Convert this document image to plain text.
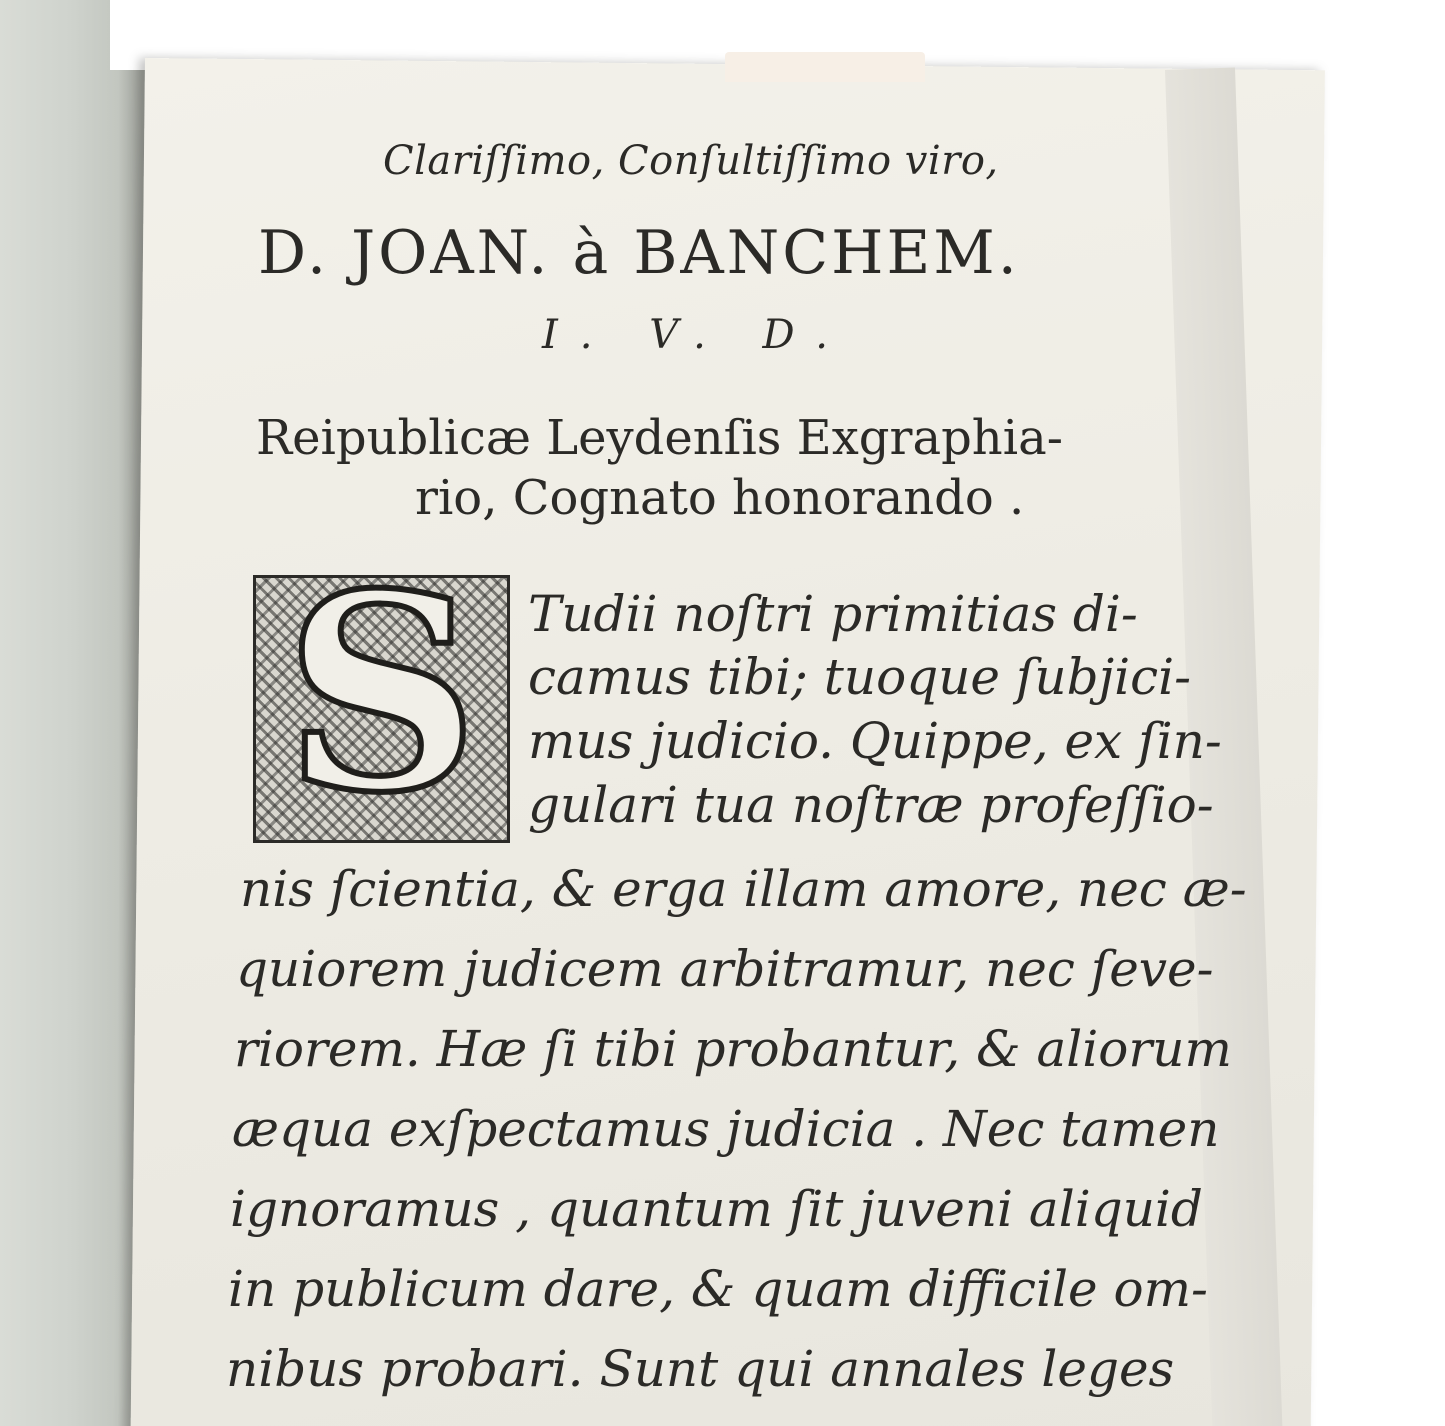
Clariſſimo, Conſultiſſimo viro,
D. JOAN. à BANCHEM.
I. V. D.
Reipublicæ Leydenſis Exgraphia-
rio, Cognato honorando .
S Tudii noſtri primitias di-
camus tibi; tuoque ſubjici-
mus judicio. Quippe, ex ſin-
gulari tua noſtræ profeſſio-
nis ſcientia, & erga illam amore, nec æ-
quiorem judicem arbitramur, nec ſeve-
riorem. Hæ ſi tibi probantur, & aliorum
æqua exſpectamus judicia . Nec tamen
ignoramus , quantum ſit juveni aliquid
in publicum dare, & quam difficile om-
nibus probari. Sunt qui annales leges
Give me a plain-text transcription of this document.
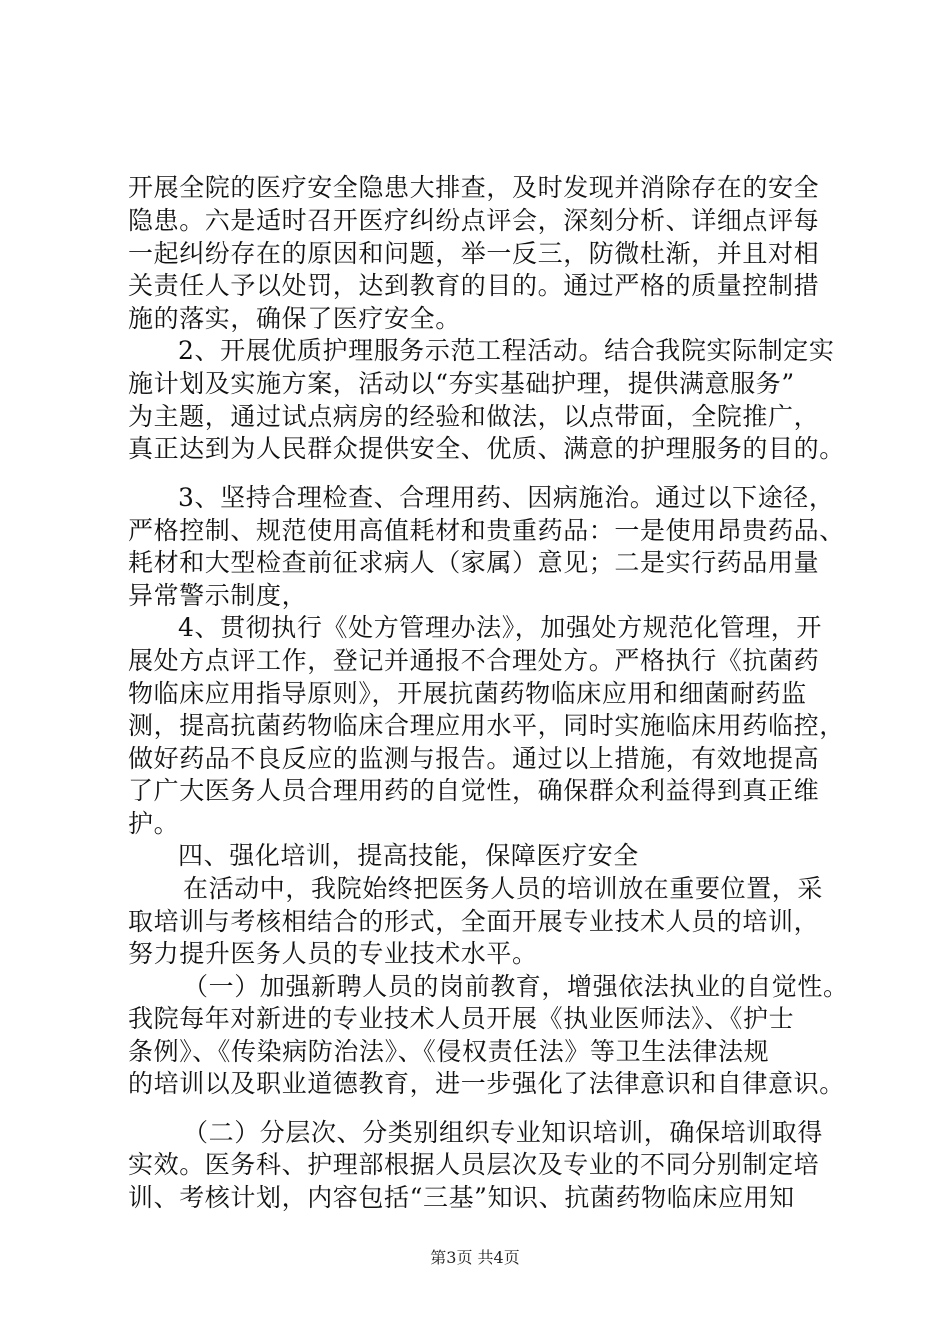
开展全院的医疗安全隐患大排查，及时发现并消除存在的安全
隐患。六是适时召开医疗纠纷点评会，深刻分析、详细点评每
一起纠纷存在的原因和问题，举一反三，防微杜渐，并且对相
关责任人予以处罚，达到教育的目的。通过严格的质量控制措
施的落实，确保了医疗安全。
2、开展优质护理服务示范工程活动。结合我院实际制定实
施计划及实施方案，活动以“夯实基础护理，提供满意服务”
为主题，通过试点病房的经验和做法，以点带面，全院推广，
真正达到为人民群众提供安全、优质、满意的护理服务的目的。
3、坚持合理检查、合理用药、因病施治。通过以下途径，
严格控制、规范使用高值耗材和贵重药品：一是使用昂贵药品、
耗材和大型检查前征求病人（家属）意见；二是实行药品用量
异常警示制度，
4、贯彻执行《处方管理办法》，加强处方规范化管理，开
展处方点评工作，登记并通报不合理处方。严格执行《抗菌药
物临床应用指导原则》，开展抗菌药物临床应用和细菌耐药监
测，提高抗菌药物临床合理应用水平，同时实施临床用药临控，
做好药品不良反应的监测与报告。通过以上措施，有效地提高
了广大医务人员合理用药的自觉性，确保群众利益得到真正维
护。
四、强化培训，提高技能，保障医疗安全
在活动中，我院始终把医务人员的培训放在重要位置，采
取培训与考核相结合的形式，全面开展专业技术人员的培训，
努力提升医务人员的专业技术水平。
（一）加强新聘人员的岗前教育，增强依法执业的自觉性。
我院每年对新进的专业技术人员开展《执业医师法》、《护士
条例》、《传染病防治法》、《侵权责任法》等卫生法律法规
的培训以及职业道德教育，进一步强化了法律意识和自律意识。
（二）分层次、分类别组织专业知识培训，确保培训取得
实效。医务科、护理部根据人员层次及专业的不同分别制定培
训、考核计划，内容包括“三基”知识、抗菌药物临床应用知
第3页 共4页
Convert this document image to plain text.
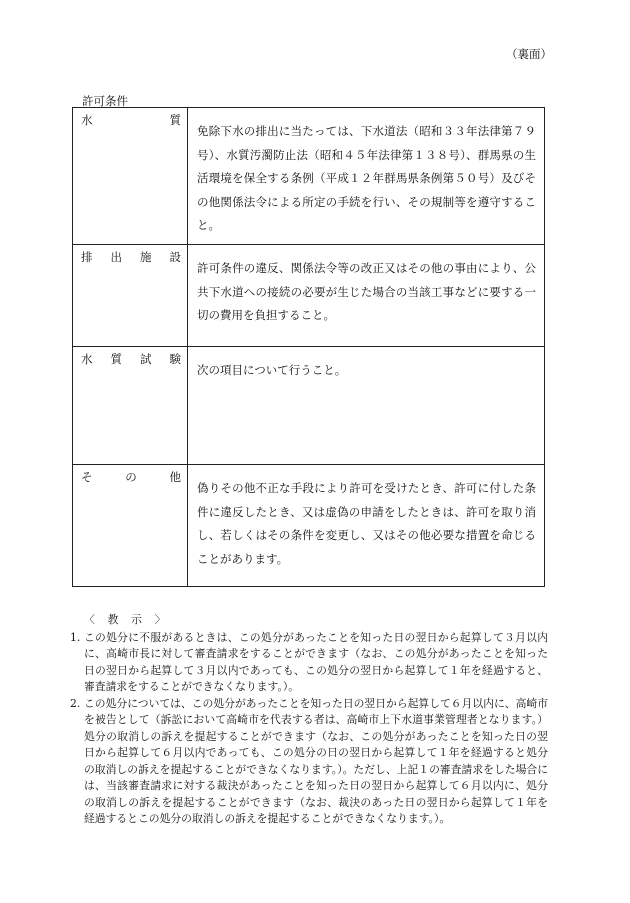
（裏面）
許可条件
水質	免除下水の排出に当たっては、下水道法（昭和３３年法律第７９号）、水質汚濁防止法（昭和４５年法律第１３８号）、群馬県の生活環境を保全する条例（平成１２年群馬県条例第５０号）及びその他関係法令による所定の手続を行い、その規制等を遵守すること。

排出施設	許可条件の違反、関係法令等の改正又はその他の事由により、公共下水道への接続の必要が生じた場合の当該工事などに要する一切の費用を負担すること。

水質試験	次の項目について行うこと。

その他	偽りその他不正な手段により許可を受けたとき、許可に付した条件に違反したとき、又は虚偽の申請をしたときは、許可を取り消し、若しくはその条件を変更し、又はその他必要な措置を命じることがあります。
〈　教　示　〉
1. この処分に不服があるときは、この処分があったことを知った日の翌日から起算して３月以内に、高崎市長に対して審査請求をすることができます（なお、この処分があったことを知った日の翌日から起算して３月以内であっても、この処分の翌日から起算して１年を経過すると、審査請求をすることができなくなります。）。
2. この処分については、この処分があったことを知った日の翌日から起算して６月以内に、高崎市を被告として（訴訟において高崎市を代表する者は、高崎市上下水道事業管理者となります。）処分の取消しの訴えを提起することができます（なお、この処分があったことを知った日の翌日から起算して６月以内であっても、この処分の日の翌日から起算して１年を経過すると処分の取消しの訴えを提起することができなくなります。）。ただし、上記１の審査請求をした場合には、当該審査請求に対する裁決があったことを知った日の翌日から起算して６月以内に、処分の取消しの訴えを提起することができます（なお、裁決のあった日の翌日から起算して１年を経過するとこの処分の取消しの訴えを提起することができなくなります。）。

....

Gather up the lines that contain the word "tibi".

→ **Answer for this exercise**
camus tibi; tuoque ſubjici-
riorem. Hæ ſi tibi probantur, & aliorum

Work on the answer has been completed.